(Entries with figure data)

•••••

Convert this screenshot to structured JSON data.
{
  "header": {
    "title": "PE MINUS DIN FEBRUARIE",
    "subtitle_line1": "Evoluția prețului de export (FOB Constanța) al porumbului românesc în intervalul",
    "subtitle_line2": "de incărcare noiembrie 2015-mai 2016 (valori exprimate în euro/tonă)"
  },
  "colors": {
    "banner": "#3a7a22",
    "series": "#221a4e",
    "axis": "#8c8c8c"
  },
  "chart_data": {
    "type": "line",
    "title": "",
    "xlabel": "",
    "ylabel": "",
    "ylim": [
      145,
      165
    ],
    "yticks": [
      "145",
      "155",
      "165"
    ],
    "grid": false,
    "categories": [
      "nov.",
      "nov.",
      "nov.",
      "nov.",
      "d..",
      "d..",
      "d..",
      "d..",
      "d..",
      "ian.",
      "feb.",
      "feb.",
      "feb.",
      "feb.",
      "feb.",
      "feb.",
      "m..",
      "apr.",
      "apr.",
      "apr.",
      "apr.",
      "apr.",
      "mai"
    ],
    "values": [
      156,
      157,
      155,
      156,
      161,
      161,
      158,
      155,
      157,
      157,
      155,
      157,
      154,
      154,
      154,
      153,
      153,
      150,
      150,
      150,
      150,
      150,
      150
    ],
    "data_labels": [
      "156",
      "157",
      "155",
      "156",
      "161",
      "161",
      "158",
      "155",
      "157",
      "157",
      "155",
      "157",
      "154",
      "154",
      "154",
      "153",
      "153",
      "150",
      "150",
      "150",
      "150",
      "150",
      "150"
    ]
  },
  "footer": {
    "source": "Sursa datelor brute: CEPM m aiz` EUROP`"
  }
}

•••••

▸ PROBLEM DESCRIPTION
Reproduce the listing shown above in its entirety, exactly.

▸ RESULT BELOW
Convert this screenshot to structured JSON data.
{
  "header": {
    "title": "PE MINUS DIN FEBRUARIE",
    "subtitle_line1": "Evoluția prețului de export (FOB Constanța) al porumbului românesc în intervalul",
    "subtitle_line2": "de incărcare noiembrie 2015-mai 2016 (valori exprimate în euro/tonă)"
  },
  "colors": {
    "banner": "#3a7a22",
    "series": "#221a4e",
    "axis": "#8c8c8c"
  },
  "chart_data": {
    "type": "line",
    "title": "",
    "xlabel": "",
    "ylabel": "",
    "ylim": [
      145,
      165
    ],
    "yticks": [
      "145",
      "155",
      "165"
    ],
    "grid": false,
    "categories": [
      "nov.",
      "nov.",
      "nov.",
      "nov.",
      "d..",
      "d..",
      "d..",
      "d..",
      "d..",
      "ian.",
      "feb.",
      "feb.",
      "feb.",
      "feb.",
      "feb.",
      "feb.",
      "m..",
      "apr.",
      "apr.",
      "apr.",
      "apr.",
      "apr.",
      "mai"
    ],
    "values": [
      156,
      157,
      155,
      156,
      161,
      161,
      158,
      155,
      157,
      157,
      155,
      157,
      154,
      154,
      154,
      153,
      153,
      150,
      150,
      150,
      150,
      150,
      150
    ],
    "data_labels": [
      "156",
      "157",
      "155",
      "156",
      "161",
      "161",
      "158",
      "155",
      "157",
      "157",
      "155",
      "157",
      "154",
      "154",
      "154",
      "153",
      "153",
      "150",
      "150",
      "150",
      "150",
      "150",
      "150"
    ]
  },
  "footer": {
    "source": "Sursa datelor brute: CEPM m aiz` EUROP`"
  }
}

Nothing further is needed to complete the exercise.